My inclination is to agree with you. As a Clang newbie I would much rather delegate to other functions than re-invent them partially.
However, I'm not sure what you mean by "normal situation". As I'll argue below, the non-normal situation of interacting with the STL is actually better than the "normal situation", if by "normal situation" we mean "dealing with normal, user-provided, code".
My position as an STL maintainer is different. The compiler and STL have a special relationship. I'm sure I could find a dozen ways to break any of `<initializer_list>`, `<new>`, `<coroutine>`, `<typeinfo>`, `exception_ptr`, ect. That is, most interfaces between the library and language are fragile (by design?). If, as an STL maintainer, my implementation didn't work with a given compiler, i would likely fix the library long before I complained about the compiler (But that's just my experience).
One upside of these STL/compiler interfaces is that they're so widely used that any bug we do introduce will be discovered long before we release the compiler.
================
Comment at: lib/CodeGen/CGExprAgg.cpp:964
+ RHS = CGF.EmitAnyExpr(E->getRHS()).getAggregatePointer();
+ break;
+ case TEK_Complex:
----------------
rjmccall wrote:
> It looks like we don't actually support any aggregate types here, which I think is fine because comparing those types is only sensible for things like calls. If you do want to pave the way for that, or (probably more usefully) for supporting complex types, you should make EmitCompare take the operands as RValues and just use EmitAnyExpr here without paying any attention to the evaluation kind.
Initially I thought the same thing, but apparently member pointers are Aggregates under the Microsoft ABI.
I'll give trafficking in `RValue`s, but all the functions `EmitCompare` calls use `Value*`, so it'll take some work.
================
Comment at: lib/Sema/SemaExpr.cpp:9825
+ LHS = S.ImpCastExprToType(LHS.get(), IntType, CK_IntegralCast);
+ RHS = S.ImpCastExprToType(RHS.get(), IntType, CK_IntegralCast);
+ LHSType = RHSType = IntType;
----------------
rjmccall wrote:
> EricWF wrote:
> > EricWF wrote:
> > > rjmccall wrote:
> > > > I believe this will assert if the underlying type of the enum is `bool`.
> > > Ack. It does indeed.
> > >
> > > What's the correct way to promote the boolean to an integer?
> > I seem to have solved the problem for enums with an underlying type of bool by first performing LValueToRValue conversions, followed by a conversion to `int` instead of `bool`.
> >
> > Does that sound reasonable?
> A CK_IntegralToBoolean would also be reasonable, I think. Or thinking about, it also wouldn't be unreasonable to just weaken the assertion when the integral type is an enum of bool underlying type.
Hmm. isn't `CK_IntegralToBoolean` for casting Integral/Enum -> Bool, and not visa versa?
I'm not sure i fully understand the assertion enough. In particular, why operands which reference enumerators with a non-boolean underlying type don't hit it. It seems expressions of the non-boolean case are rvalues, but in the boolean case they're lvalues?
================
Comment at: lib/Sema/SemaExpr.cpp:9955
+ // and direction polls
+ return buildResultTy(ComparisonCategoryType::StrongEquality);
+
----------------
rjmccall wrote:
> EricWF wrote:
> > rjmccall wrote:
> > > Should we generate a tautological warning about comparisons on `nullptr_t` that aren't the result of some kind of macro/template expansion?
> > Probably? But we don't currently do it for equality operators, so perhaps this could be done in a follow up patch which adds the diagnostic for both equality and three-way comparisons?
> I thought we had some warnings in that space, but maybe not that one. Don't worry about it.
We do have warnings in that space. They're in `diagnoseTautologicalComparison`, and they do warn when the LHS and RHS name the same entity, but not necessarily the same value (as we have when comparing two nullptrs).
It seems reasonable to also warn when comparing two instances of a mono-state type. And I would be happy to add it (and probably will try, but after this patch lands).

- [Provided records]:
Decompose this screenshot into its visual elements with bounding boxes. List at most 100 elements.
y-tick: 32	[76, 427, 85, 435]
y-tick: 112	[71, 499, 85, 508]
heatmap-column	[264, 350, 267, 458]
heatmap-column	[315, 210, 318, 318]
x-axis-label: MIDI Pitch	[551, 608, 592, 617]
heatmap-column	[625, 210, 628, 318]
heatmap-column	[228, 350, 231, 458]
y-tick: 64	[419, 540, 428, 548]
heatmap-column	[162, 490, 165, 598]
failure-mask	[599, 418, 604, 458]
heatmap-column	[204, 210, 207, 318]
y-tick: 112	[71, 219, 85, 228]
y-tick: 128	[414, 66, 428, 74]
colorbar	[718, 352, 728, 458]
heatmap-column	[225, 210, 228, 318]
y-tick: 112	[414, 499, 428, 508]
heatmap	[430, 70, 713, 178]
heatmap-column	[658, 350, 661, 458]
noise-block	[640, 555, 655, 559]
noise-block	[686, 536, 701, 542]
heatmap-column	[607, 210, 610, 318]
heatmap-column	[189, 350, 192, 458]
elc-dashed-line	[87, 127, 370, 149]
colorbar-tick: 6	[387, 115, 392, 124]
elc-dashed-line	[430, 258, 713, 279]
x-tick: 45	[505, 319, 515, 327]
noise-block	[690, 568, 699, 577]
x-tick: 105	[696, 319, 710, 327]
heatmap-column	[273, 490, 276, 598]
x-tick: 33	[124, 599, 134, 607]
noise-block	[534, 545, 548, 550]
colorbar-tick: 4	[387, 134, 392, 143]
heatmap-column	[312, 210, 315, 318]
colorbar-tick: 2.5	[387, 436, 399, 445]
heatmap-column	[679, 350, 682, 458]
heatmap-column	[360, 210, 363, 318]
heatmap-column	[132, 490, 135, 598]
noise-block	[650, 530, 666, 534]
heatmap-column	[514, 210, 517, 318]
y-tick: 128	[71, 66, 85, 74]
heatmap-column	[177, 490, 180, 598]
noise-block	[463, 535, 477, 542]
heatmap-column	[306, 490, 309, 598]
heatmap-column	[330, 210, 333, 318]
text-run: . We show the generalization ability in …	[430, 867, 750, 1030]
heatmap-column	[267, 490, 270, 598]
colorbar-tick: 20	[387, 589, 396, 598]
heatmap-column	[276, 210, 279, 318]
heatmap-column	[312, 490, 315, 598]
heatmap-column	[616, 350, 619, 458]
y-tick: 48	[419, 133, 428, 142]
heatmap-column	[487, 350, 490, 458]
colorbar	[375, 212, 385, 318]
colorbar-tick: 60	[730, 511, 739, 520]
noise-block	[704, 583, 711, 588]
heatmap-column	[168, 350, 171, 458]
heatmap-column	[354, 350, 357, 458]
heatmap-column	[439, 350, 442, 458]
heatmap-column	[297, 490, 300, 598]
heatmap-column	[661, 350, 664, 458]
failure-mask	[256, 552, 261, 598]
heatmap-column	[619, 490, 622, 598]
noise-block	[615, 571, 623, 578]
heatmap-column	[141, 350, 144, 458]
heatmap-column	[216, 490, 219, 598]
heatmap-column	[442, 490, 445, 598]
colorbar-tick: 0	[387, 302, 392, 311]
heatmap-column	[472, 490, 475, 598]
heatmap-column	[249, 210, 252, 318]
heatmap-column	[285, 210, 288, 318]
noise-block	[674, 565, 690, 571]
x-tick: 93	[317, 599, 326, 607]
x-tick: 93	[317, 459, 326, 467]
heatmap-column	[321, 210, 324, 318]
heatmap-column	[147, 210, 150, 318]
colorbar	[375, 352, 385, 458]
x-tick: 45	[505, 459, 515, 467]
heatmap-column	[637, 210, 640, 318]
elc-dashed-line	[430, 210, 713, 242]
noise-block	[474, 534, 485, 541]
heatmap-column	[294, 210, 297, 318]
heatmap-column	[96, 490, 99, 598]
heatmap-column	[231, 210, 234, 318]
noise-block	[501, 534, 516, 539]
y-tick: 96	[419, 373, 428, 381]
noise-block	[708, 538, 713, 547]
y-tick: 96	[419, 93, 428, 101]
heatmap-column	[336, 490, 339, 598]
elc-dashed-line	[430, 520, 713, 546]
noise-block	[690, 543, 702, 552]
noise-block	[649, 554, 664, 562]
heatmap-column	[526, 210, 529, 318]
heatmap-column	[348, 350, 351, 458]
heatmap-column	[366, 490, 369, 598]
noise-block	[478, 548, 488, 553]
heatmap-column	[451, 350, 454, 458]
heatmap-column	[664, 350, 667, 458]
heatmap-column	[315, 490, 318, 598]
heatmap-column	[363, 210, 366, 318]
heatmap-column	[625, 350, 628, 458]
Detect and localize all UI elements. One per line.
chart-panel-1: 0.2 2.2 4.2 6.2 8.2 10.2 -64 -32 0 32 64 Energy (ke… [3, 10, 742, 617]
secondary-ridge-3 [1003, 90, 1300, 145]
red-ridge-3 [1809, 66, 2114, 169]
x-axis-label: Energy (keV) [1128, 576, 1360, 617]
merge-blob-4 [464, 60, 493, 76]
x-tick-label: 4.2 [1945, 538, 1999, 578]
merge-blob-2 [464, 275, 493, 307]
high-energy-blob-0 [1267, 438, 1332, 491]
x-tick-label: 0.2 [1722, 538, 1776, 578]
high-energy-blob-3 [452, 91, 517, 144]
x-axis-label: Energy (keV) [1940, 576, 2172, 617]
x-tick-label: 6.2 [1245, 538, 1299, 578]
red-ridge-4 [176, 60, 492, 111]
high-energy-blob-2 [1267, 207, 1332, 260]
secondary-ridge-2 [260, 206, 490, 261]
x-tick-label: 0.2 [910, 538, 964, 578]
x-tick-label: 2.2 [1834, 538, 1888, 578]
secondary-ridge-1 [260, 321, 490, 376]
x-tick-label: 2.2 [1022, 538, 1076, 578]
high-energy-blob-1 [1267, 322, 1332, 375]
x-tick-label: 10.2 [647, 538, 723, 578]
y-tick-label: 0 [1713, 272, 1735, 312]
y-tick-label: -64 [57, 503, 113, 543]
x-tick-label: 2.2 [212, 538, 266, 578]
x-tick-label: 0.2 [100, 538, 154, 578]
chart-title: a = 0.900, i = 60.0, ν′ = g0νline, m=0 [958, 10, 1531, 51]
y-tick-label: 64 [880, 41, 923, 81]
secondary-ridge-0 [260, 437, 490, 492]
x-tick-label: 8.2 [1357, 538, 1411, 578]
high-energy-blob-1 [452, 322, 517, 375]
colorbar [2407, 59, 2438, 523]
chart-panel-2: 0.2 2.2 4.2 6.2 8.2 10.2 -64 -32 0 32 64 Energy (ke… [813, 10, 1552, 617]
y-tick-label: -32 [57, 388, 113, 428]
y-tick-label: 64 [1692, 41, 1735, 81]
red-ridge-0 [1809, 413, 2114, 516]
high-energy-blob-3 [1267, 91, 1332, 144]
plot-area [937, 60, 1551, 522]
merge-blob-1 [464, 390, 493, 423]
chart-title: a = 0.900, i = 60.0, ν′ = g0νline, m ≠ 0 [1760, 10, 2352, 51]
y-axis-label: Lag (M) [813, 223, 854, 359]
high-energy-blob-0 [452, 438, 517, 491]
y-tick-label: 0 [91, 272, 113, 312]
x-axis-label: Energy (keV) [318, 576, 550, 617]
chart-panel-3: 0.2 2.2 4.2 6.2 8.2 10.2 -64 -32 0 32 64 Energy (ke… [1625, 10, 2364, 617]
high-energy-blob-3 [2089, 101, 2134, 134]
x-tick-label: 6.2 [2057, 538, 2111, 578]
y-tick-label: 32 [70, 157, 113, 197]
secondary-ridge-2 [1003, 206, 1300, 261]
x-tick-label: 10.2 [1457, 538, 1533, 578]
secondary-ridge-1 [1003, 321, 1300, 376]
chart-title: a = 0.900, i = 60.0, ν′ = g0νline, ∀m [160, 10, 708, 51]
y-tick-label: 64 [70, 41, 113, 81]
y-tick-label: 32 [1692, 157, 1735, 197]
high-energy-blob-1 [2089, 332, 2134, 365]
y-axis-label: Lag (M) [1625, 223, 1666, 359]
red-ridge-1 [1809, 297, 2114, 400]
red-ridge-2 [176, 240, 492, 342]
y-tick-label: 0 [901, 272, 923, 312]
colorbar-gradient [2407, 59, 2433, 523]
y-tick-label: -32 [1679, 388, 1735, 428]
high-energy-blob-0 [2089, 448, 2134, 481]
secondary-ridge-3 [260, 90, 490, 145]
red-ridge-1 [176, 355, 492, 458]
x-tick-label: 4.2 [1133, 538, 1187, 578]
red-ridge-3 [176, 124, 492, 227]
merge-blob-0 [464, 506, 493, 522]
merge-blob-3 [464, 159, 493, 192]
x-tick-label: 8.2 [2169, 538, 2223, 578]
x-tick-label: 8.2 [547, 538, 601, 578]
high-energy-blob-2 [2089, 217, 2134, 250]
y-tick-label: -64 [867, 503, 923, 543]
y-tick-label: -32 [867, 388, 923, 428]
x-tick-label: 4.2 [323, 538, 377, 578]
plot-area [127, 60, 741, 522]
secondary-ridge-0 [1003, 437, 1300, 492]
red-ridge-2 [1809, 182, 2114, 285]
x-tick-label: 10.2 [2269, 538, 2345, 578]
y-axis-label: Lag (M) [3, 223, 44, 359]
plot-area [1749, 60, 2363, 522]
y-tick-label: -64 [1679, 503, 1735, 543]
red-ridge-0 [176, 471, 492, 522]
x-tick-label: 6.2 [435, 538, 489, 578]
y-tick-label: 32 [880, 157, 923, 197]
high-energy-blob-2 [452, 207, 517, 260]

- [Exercise]: Please repeat the section of the code review discussion that begins at the words "We do have warnings" and stops after "this patch lands).".

- [Output for this exercise]:
We do have warnings in that space. They're in `diagnoseTautologicalComparison`, and they do warn when the LHS and RHS name the same entity, but not necessarily the same value (as we have when comparing two nullptrs).
It seems reasonable to also warn when comparing two instances of a mono-state type. And I would be happy to add it (and probably will try, but after this patch lands).